## [Task goal]
Reproduce the entries below verbatim, from the line with "search-followers-input[interactable] [551,90,721,112]" up to and including the line with "more-options-icon[interactable] [748,27,752,45]". Output only those lines.

## [Material shown]
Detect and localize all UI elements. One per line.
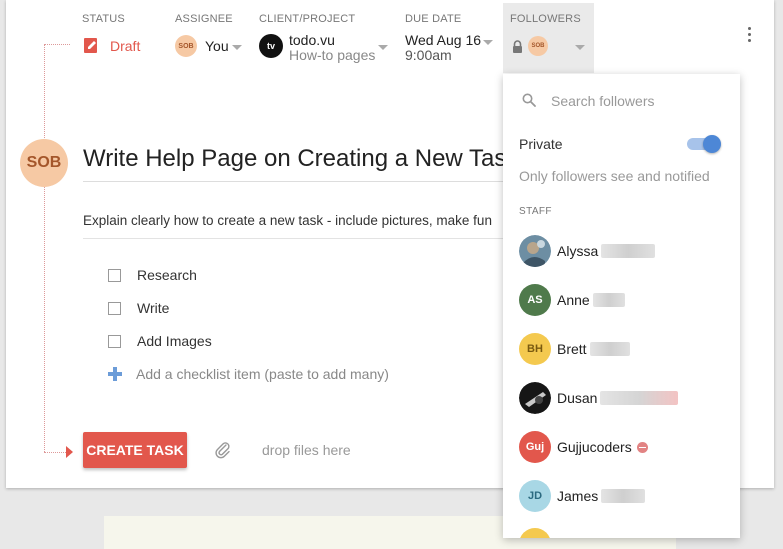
search-followers-input[interactable] [551,90,721,112]
checklist-item[interactable]: Add Images [108,331,212,351]
project-value[interactable]: How-to pages [289,47,375,63]
avatar: AS [519,284,551,316]
avatar: Guj [519,431,551,463]
due-date-label: DUE DATE [405,13,462,25]
follower-option-brett[interactable]: BH Brett [519,333,630,365]
avatar-photo [519,382,551,414]
client-project-label: CLIENT/PROJECT [259,13,356,25]
follower-option-dusan[interactable]: Dusan [519,382,679,414]
client-value[interactable]: todo.vu [289,32,335,48]
followers-label: FOLLOWERS [510,13,581,25]
task-avatar[interactable]: SOB [20,139,68,187]
follower-name: Alyssa [557,243,599,259]
toggle-knob[interactable] [703,135,721,153]
followers-column[interactable]: FOLLOWERS SOB [503,3,594,73]
private-note: Only followers see and notified [519,168,710,184]
due-date-chevron-down-icon[interactable] [483,40,493,45]
status-label: STATUS [82,13,125,25]
add-checklist-placeholder[interactable]: Add a checklist item (paste to add many) [136,366,389,382]
checkbox[interactable] [108,268,121,282]
assignee-avatar[interactable]: SOB [175,35,197,57]
blurred-surname [592,293,625,307]
pencil-icon[interactable] [84,37,99,54]
create-task-button[interactable]: CREATE TASK [83,432,187,468]
tree-connector [44,44,45,452]
checklist-item-label[interactable]: Research [137,267,197,283]
follower-name: Brett [557,341,587,357]
tree-connector-bottom [44,452,66,453]
follower-avatar[interactable]: SOB [528,36,548,56]
task-title-input[interactable]: Write Help Page on Creating a New Task [83,145,503,173]
blurred-surname [601,489,646,503]
task-description-input[interactable]: Explain clearly how to create a new task… [83,213,503,228]
client-chevron-down-icon[interactable] [378,45,388,50]
avatar: BH [519,333,551,365]
follower-name: Anne [557,292,590,308]
avatar: JD [519,480,551,512]
more-options-icon[interactable] [748,27,752,45]
private-toggle[interactable] [687,135,723,153]
lock-icon [513,40,522,53]
follower-name: Dusan [557,390,598,406]
assignee-value[interactable]: You [205,38,229,54]
follower-name: Gujjucoders [557,439,632,455]
follower-option-anne[interactable]: AS Anne [519,284,625,316]
staff-section-label: STAFF [519,206,552,217]
private-label: Private [519,136,563,152]
due-date-value[interactable]: Wed Aug 16 [405,32,481,48]
minus-circle-icon [636,441,648,453]
plus-icon[interactable] [108,367,122,381]
tree-arrow-icon [66,446,73,458]
checkbox[interactable] [108,334,121,348]
due-time-value[interactable]: 9:00am [405,47,452,63]
tree-connector-top [44,44,70,45]
checklist-item[interactable]: Write [108,298,169,318]
title-underline [83,181,503,182]
avatar-partial [519,528,551,538]
add-checklist-item[interactable]: Add a checklist item (paste to add many) [108,366,389,382]
follower-option-alyssa[interactable]: Alyssa [519,235,656,267]
avatar-photo [519,235,551,267]
followers-chevron-down-icon[interactable] [575,45,585,50]
follower-option-gujjucoders[interactable]: Guj Gujjucoders [519,431,648,463]
blurred-surname [600,391,679,405]
blurred-surname [601,244,656,258]
follower-option-james[interactable]: JD James [519,480,646,512]
blurred-surname [589,342,630,356]
drop-files-text[interactable]: drop files here [262,442,351,458]
paperclip-icon[interactable] [214,441,232,459]
client-avatar[interactable]: tv [259,34,283,58]
status-value[interactable]: Draft [110,38,140,54]
checklist-item-label[interactable]: Write [137,300,169,316]
checklist-item[interactable]: Research [108,265,197,285]
checklist-item-label[interactable]: Add Images [137,333,212,349]
description-underline [83,238,503,239]
checkbox[interactable] [108,301,121,315]
followers-dropdown: Private Only followers see and notified … [503,74,740,538]
assignee-chevron-down-icon[interactable] [232,45,242,50]
follower-name: James [557,488,599,504]
search-icon [522,93,536,107]
assignee-label: ASSIGNEE [175,13,233,25]
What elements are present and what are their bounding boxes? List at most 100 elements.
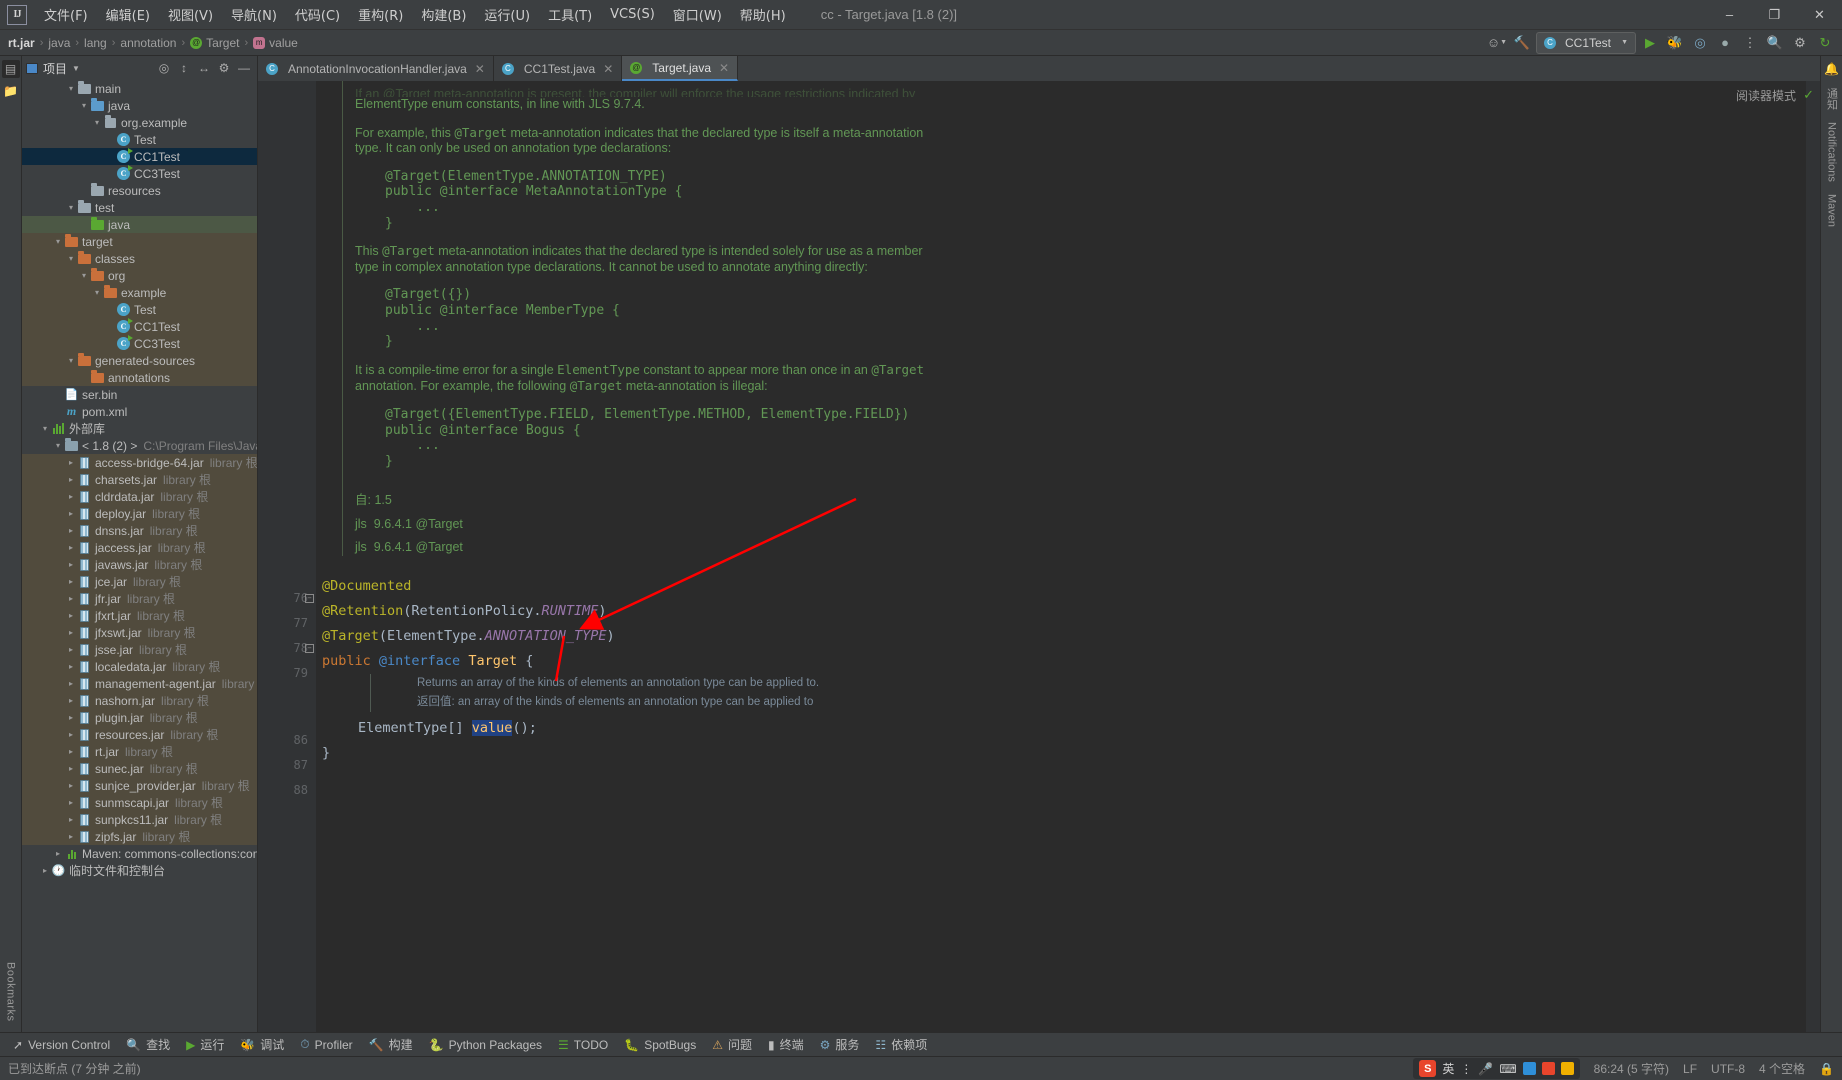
tool-dependencies[interactable]: ☷ 依赖项 [868, 1034, 934, 1055]
chevron-right-icon[interactable]: ▸ [65, 747, 77, 756]
tree-node-localedata-jar[interactable]: ▸ localedata.jar library 根 [22, 658, 257, 675]
breadcrumb-target[interactable]: Target [206, 36, 239, 50]
chevron-right-icon[interactable]: ▸ [65, 696, 77, 705]
line-number-87[interactable]: 87 [258, 753, 316, 778]
fold-marker-78[interactable]: − [305, 644, 314, 653]
coverage-icon[interactable]: ◎ [1689, 32, 1711, 54]
tree-node-jfxswt-jar[interactable]: ▸ jfxswt.jar library 根 [22, 624, 257, 641]
star-icon[interactable] [1560, 1062, 1574, 1075]
tool-spotbugs[interactable]: 🐛 SpotBugs [617, 1036, 703, 1054]
code-line-78[interactable]: @Target(ElementType.ANNOTATION_TYPE) [322, 624, 1806, 649]
tree-node-maven-commons-collections-commo[interactable]: ▸ Maven: commons-collections:commo [22, 845, 257, 862]
tree-node-test[interactable]: C Test [22, 301, 257, 318]
tree-node-sunec-jar[interactable]: ▸ sunec.jar library 根 [22, 760, 257, 777]
tab-cc1test[interactable]: C CC1Test.java ✕ [494, 56, 623, 81]
tree-node-plugin-jar[interactable]: ▸ plugin.jar library 根 [22, 709, 257, 726]
chevron-down-icon[interactable]: ▾ [39, 424, 51, 433]
tree-node-org-example[interactable]: ▾ org.example [22, 114, 257, 131]
project-structure-icon[interactable]: ▤ [1, 60, 20, 78]
chevron-right-icon[interactable]: ▸ [65, 543, 77, 552]
tree-node-[interactable]: ▾ 外部库 [22, 420, 257, 437]
chevron-down-icon[interactable]: ▾ [78, 101, 90, 110]
debug-icon[interactable]: 🐝 [1664, 32, 1686, 54]
chevron-down-icon[interactable]: ▾ [78, 271, 90, 280]
menu-help[interactable]: 帮助(H) [731, 1, 795, 28]
tool-profiler[interactable]: ⏱ Profiler [293, 1035, 359, 1054]
breadcrumb-rtjar[interactable]: rt.jar [8, 36, 35, 50]
code-line-87[interactable]: } [322, 741, 1806, 766]
tree-node-javaws-jar[interactable]: ▸ javaws.jar library 根 [22, 556, 257, 573]
menu-window[interactable]: 窗口(W) [664, 1, 731, 28]
tab-target[interactable]: @ Target.java ✕ [622, 56, 739, 81]
code-line-77[interactable]: @Retention(RetentionPolicy.RUNTIME) [322, 599, 1806, 624]
tree-node-management-agent-jar[interactable]: ▸ management-agent.jar library 根 [22, 675, 257, 692]
mic-icon[interactable]: 🎤 [1478, 1062, 1493, 1076]
tree-node-test[interactable]: C Test [22, 131, 257, 148]
tree-node-cc1test[interactable]: C CC1Test [22, 148, 257, 165]
tree-node-rt-jar[interactable]: ▸ rt.jar library 根 [22, 743, 257, 760]
chevron-right-icon[interactable]: ▸ [65, 628, 77, 637]
chevron-right-icon[interactable]: ▸ [65, 730, 77, 739]
chevron-down-icon[interactable]: ▾ [65, 203, 77, 212]
chevron-right-icon[interactable]: ▸ [65, 594, 77, 603]
menu-vcs[interactable]: VCS(S) [601, 3, 664, 26]
file-encoding[interactable]: UTF-8 [1711, 1062, 1745, 1076]
settings-icon[interactable]: ⚙ [1789, 32, 1811, 54]
profile-icon[interactable]: ☺ ▼ [1486, 32, 1508, 54]
chevron-right-icon[interactable]: ▸ [65, 577, 77, 586]
palette-icon[interactable] [1522, 1062, 1536, 1075]
tree-node-nashorn-jar[interactable]: ▸ nashorn.jar library 根 [22, 692, 257, 709]
inspections-ok-icon[interactable]: ✓ [1803, 87, 1814, 103]
tool-version-control[interactable]: ➚ Version Control [6, 1036, 117, 1054]
breadcrumb-value[interactable]: value [269, 36, 298, 50]
line-number-79[interactable]: 79 [258, 661, 316, 686]
chevron-right-icon[interactable]: ▸ [65, 458, 77, 467]
tree-node-deploy-jar[interactable]: ▸ deploy.jar library 根 [22, 505, 257, 522]
tree-node-zipfs-jar[interactable]: ▸ zipfs.jar library 根 [22, 828, 257, 845]
run-icon[interactable]: ▶ [1639, 32, 1661, 54]
close-button[interactable]: ✕ [1797, 0, 1842, 29]
notifications-icon[interactable]: 🔔 [1823, 60, 1841, 78]
line-number-77[interactable]: 77 [258, 611, 316, 636]
tree-node-generated-sources[interactable]: ▾ generated-sources [22, 352, 257, 369]
menu-build[interactable]: 构建(B) [412, 1, 475, 28]
hide-panel-icon[interactable]: — [235, 59, 253, 77]
gear-icon[interactable]: ⚙ [215, 59, 233, 77]
menu-refactor[interactable]: 重构(R) [349, 1, 412, 28]
run-configuration-selector[interactable]: C CC1Test ▼ [1536, 31, 1636, 54]
tree-node-java[interactable]: ▾ java [22, 97, 257, 114]
tree-node-pom-xml[interactable]: m pom.xml [22, 403, 257, 420]
tree-node-cldrdata-jar[interactable]: ▸ cldrdata.jar library 根 [22, 488, 257, 505]
more-actions-icon[interactable]: ⋮ [1739, 32, 1761, 54]
ime-indicator[interactable]: 英 ⋮ 🎤 ⌨ [1413, 1058, 1580, 1079]
line-number-88[interactable]: 88 [258, 778, 316, 803]
chevron-right-icon[interactable]: ▸ [65, 713, 77, 722]
chevron-down-icon[interactable]: ▾ [65, 84, 77, 93]
chevron-right-icon[interactable]: ▸ [65, 611, 77, 620]
tree-node-cc1test[interactable]: C CC1Test [22, 318, 257, 335]
chevron-right-icon[interactable]: ▸ [65, 781, 77, 790]
tree-node-jsse-jar[interactable]: ▸ jsse.jar library 根 [22, 641, 257, 658]
chevron-right-icon[interactable]: ▸ [65, 475, 77, 484]
search-everywhere-icon[interactable]: 🔍 [1764, 32, 1786, 54]
tree-node-access-bridge-64-jar[interactable]: ▸ access-bridge-64.jar library 根 [22, 454, 257, 471]
menu-navigate[interactable]: 导航(N) [222, 1, 286, 28]
chevron-right-icon[interactable]: ▸ [65, 832, 77, 841]
tool-find[interactable]: 🔍 查找 [119, 1034, 177, 1055]
code-line-79[interactable]: public @interface Target { [322, 649, 1806, 674]
tree-node-jfr-jar[interactable]: ▸ jfr.jar library 根 [22, 590, 257, 607]
tree-node-cc3test[interactable]: C CC3Test [22, 335, 257, 352]
tree-node-test[interactable]: ▾ test [22, 199, 257, 216]
chevron-right-icon[interactable]: ▸ [39, 866, 51, 875]
notifications-label[interactable]: 通知 [1824, 88, 1840, 110]
tree-node-sunpkcs11-jar[interactable]: ▸ sunpkcs11.jar library 根 [22, 811, 257, 828]
tree-node-jce-jar[interactable]: ▸ jce.jar library 根 [22, 573, 257, 590]
chevron-right-icon[interactable]: ▸ [65, 798, 77, 807]
close-icon[interactable]: ✕ [719, 61, 729, 75]
editor-markers-gutter[interactable] [1806, 81, 1820, 1032]
breadcrumb-annotation[interactable]: annotation [120, 36, 176, 50]
chevron-right-icon[interactable]: ▸ [65, 764, 77, 773]
tool-python-packages[interactable]: 🐍 Python Packages [422, 1036, 549, 1054]
tree-node-main[interactable]: ▾ main [22, 80, 257, 97]
method-name-value[interactable]: value [471, 720, 513, 737]
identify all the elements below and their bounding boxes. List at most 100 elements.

## [Output of the exercise]
search-followers-input[interactable] [551,90,721,112]
checklist-item[interactable]: Add Images [108,331,212,351]
project-value[interactable]: How-to pages [289,47,375,63]
avatar: AS [519,284,551,316]
avatar: Guj [519,431,551,463]
due-date-label: DUE DATE [405,13,462,25]
follower-option-brett[interactable]: BH Brett [519,333,630,365]
avatar-photo [519,382,551,414]
client-project-label: CLIENT/PROJECT [259,13,356,25]
follower-option-dusan[interactable]: Dusan [519,382,679,414]
client-value[interactable]: todo.vu [289,32,335,48]
followers-label: FOLLOWERS [510,13,581,25]
task-avatar[interactable]: SOB [20,139,68,187]
follower-name: Alyssa [557,243,599,259]
toggle-knob[interactable] [703,135,721,153]
followers-column[interactable]: FOLLOWERS SOB [503,3,594,73]
private-note: Only followers see and notified [519,168,710,184]
due-date-chevron-down-icon[interactable] [483,40,493,45]
status-label: STATUS [82,13,125,25]
add-checklist-placeholder[interactable]: Add a checklist item (paste to add many) [136,366,389,382]
checkbox[interactable] [108,268,121,282]
assignee-avatar[interactable]: SOB [175,35,197,57]
blurred-surname [592,293,625,307]
pencil-icon[interactable] [84,37,99,54]
create-task-button[interactable]: CREATE TASK [83,432,187,468]
tree-connector [44,44,45,452]
checklist-item-label[interactable]: Research [137,267,197,283]
follower-name: Brett [557,341,587,357]
tree-connector-bottom [44,452,66,453]
follower-avatar[interactable]: SOB [528,36,548,56]
task-title-input[interactable]: Write Help Page on Creating a New Task [83,145,503,173]
blurred-surname [601,489,646,503]
task-description-input[interactable]: Explain clearly how to create a new task… [83,213,503,228]
client-chevron-down-icon[interactable] [378,45,388,50]
avatar: BH [519,333,551,365]
follower-name: Anne [557,292,590,308]
avatar: JD [519,480,551,512]
more-options-icon[interactable] [748,27,752,45]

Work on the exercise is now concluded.